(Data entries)
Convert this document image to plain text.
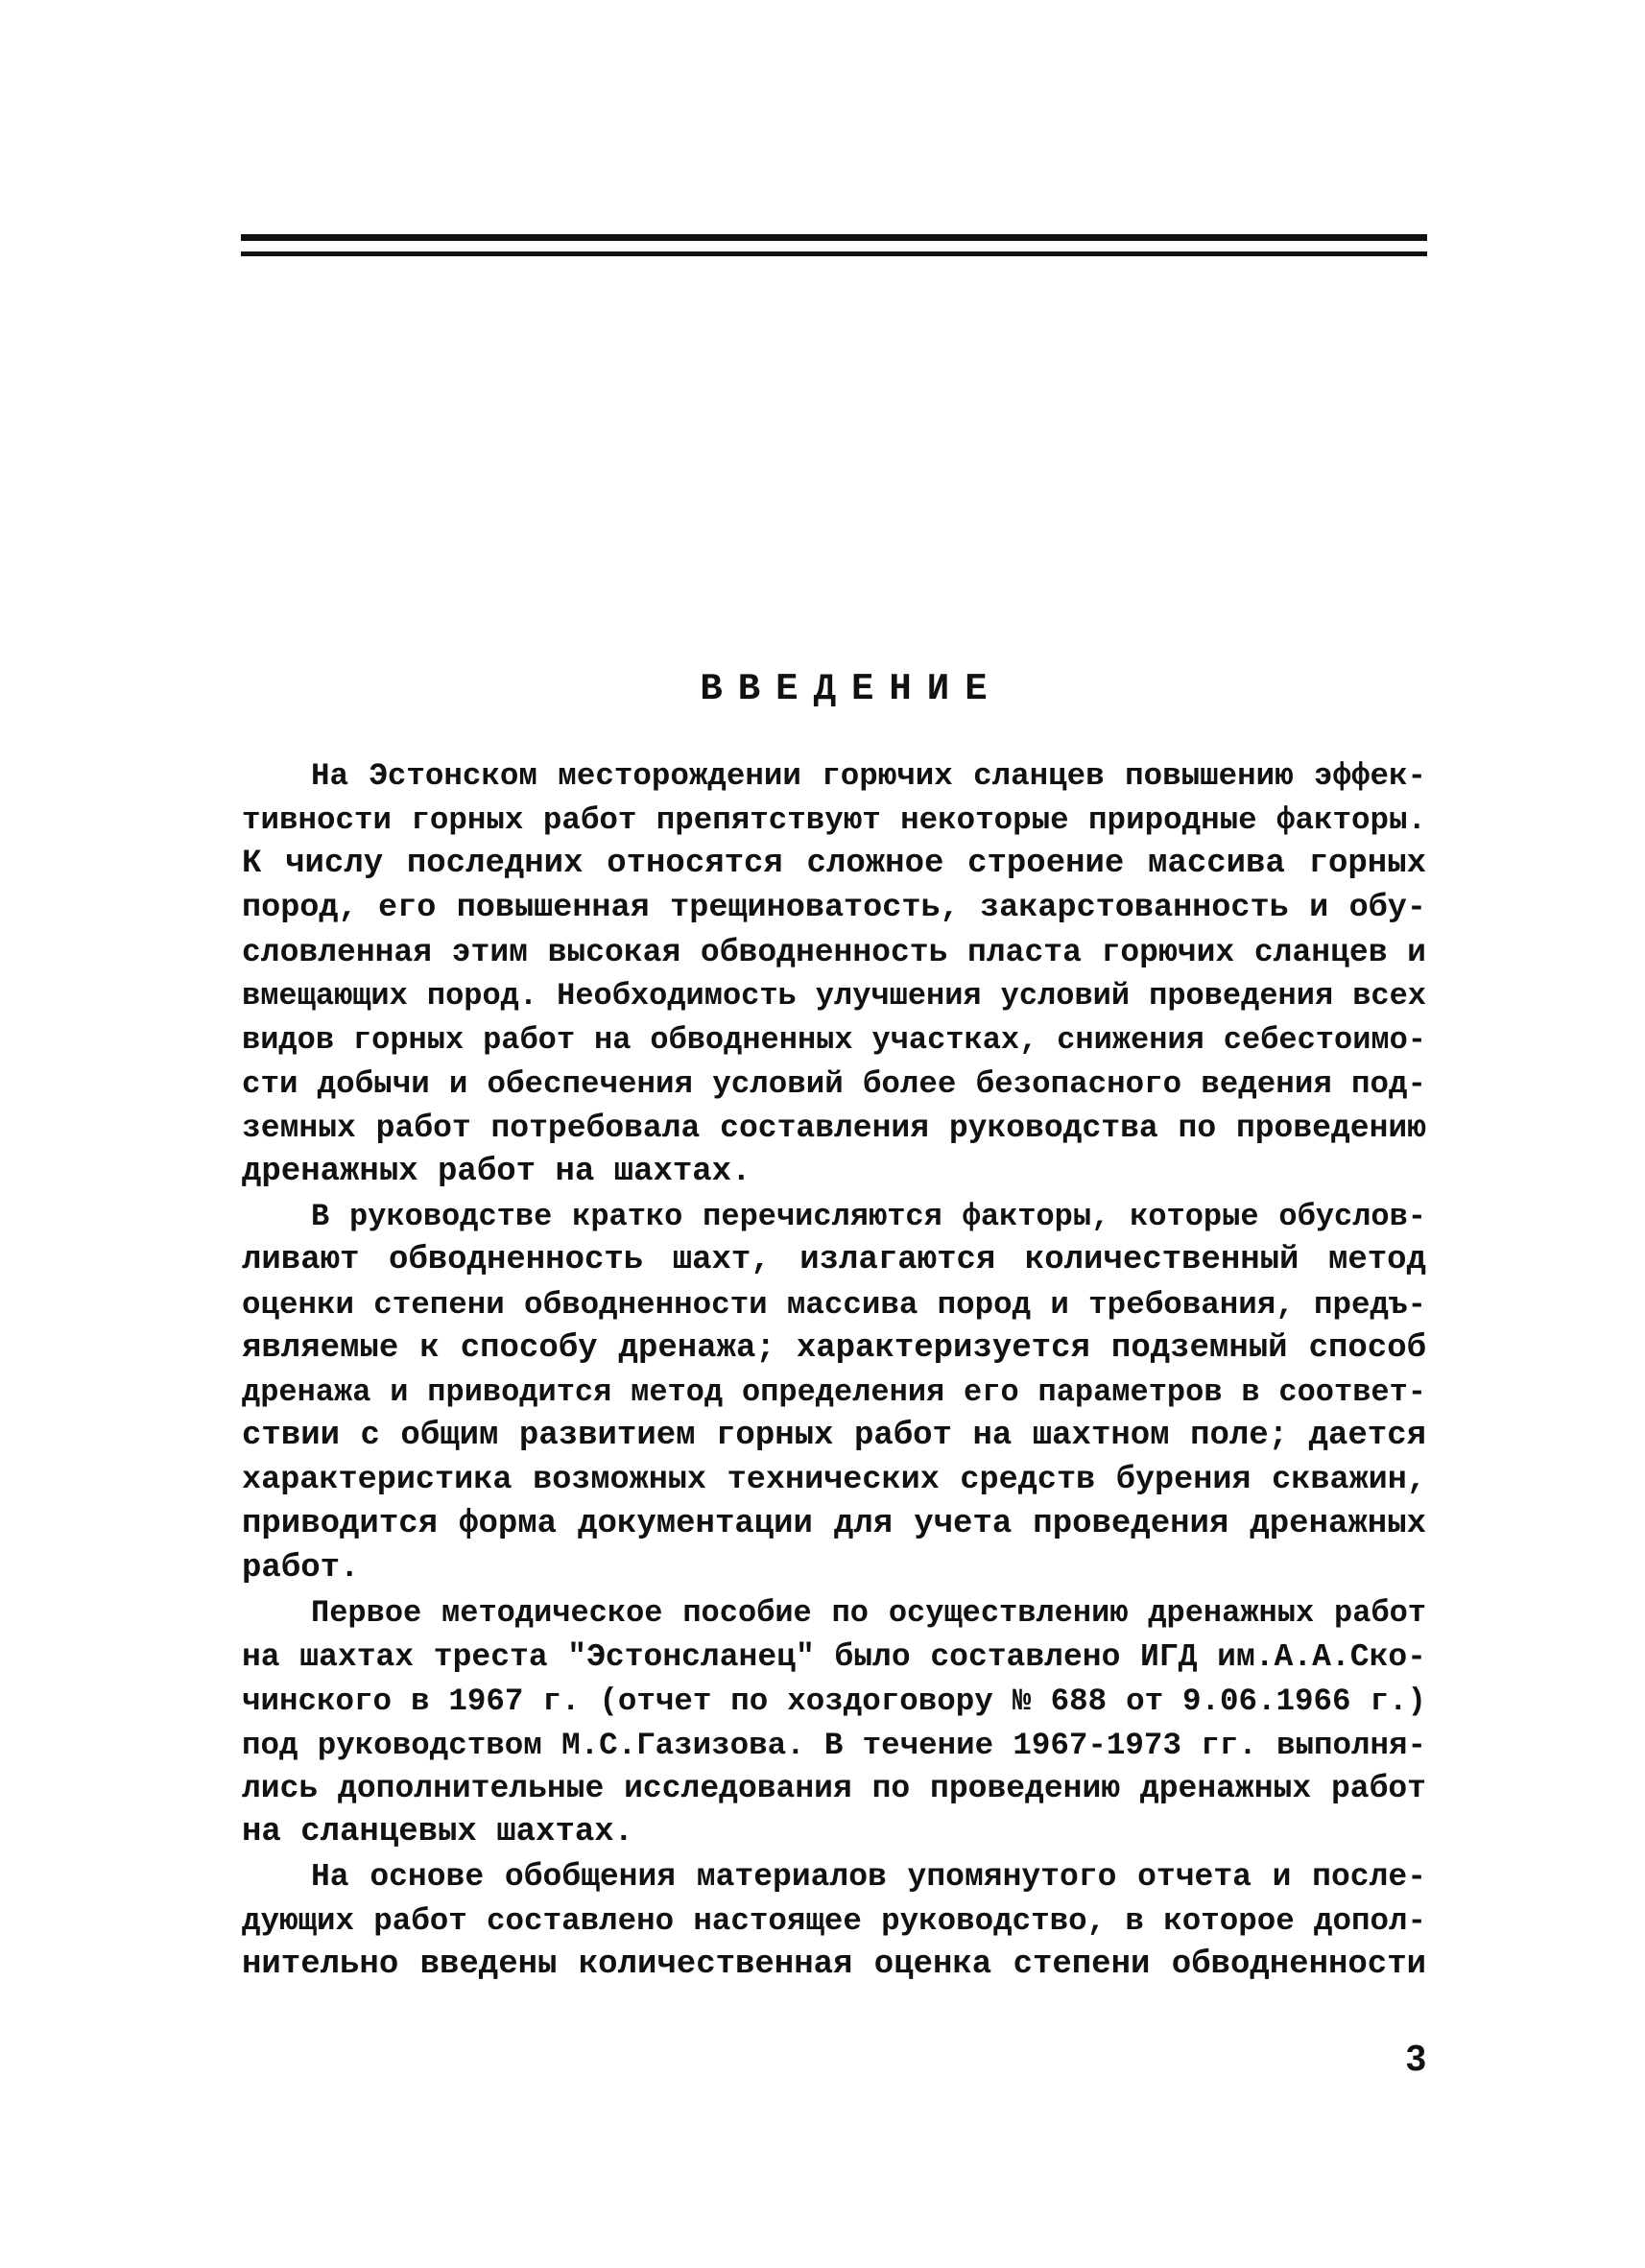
ВВЕДЕНИЕ
На Эстонском месторождении горючих сланцев повышению эффек-
тивности горных работ препятствуют некоторые природные факторы.
К числу последних относятся сложное строение массива горных
пород, его повышенная трещиноватость, закарстованность и обу-
словленная этим высокая обводненность пласта горючих сланцев и
вмещающих пород. Необходимость улучшения условий проведения всех
видов горных работ на обводненных участках, снижения себестоимо-
сти добычи и обеспечения условий более безопасного ведения под-
земных работ потребовала составления руководства по проведению
дренажных работ на шахтах.
В руководстве кратко перечисляются факторы, которые обуслов-
ливают обводненность шахт, излагаются количественный метод
оценки степени обводненности массива пород и требования, предъ-
являемые к способу дренажа; характеризуется подземный способ
дренажа и приводится метод определения его параметров в соответ-
ствии с общим развитием горных работ на шахтном поле; дается
характеристика возможных технических средств бурения скважин,
приводится форма документации для учета проведения дренажных
работ.
Первое методическое пособие по осуществлению дренажных работ
на шахтах треста "Эстонсланец" было составлено ИГД им.А.А.Ско-
чинского в 1967 г. (отчет по хоздоговору № 688 от 9.06.1966 г.)
под руководством М.С.Газизова. В течение 1967-1973 гг. выполня-
лись дополнительные исследования по проведению дренажных работ
на сланцевых шахтах.
На основе обобщения материалов упомянутого отчета и после-
дующих работ составлено настоящее руководство, в которое допол-
нительно введены количественная оценка степени обводненности
3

Task details:
Return each full line of the entries that contains the word "степени".

Result of the exercise:
оценки степени обводненности массива пород и требования, предъ-
нительно введены количественная оценка степени обводненности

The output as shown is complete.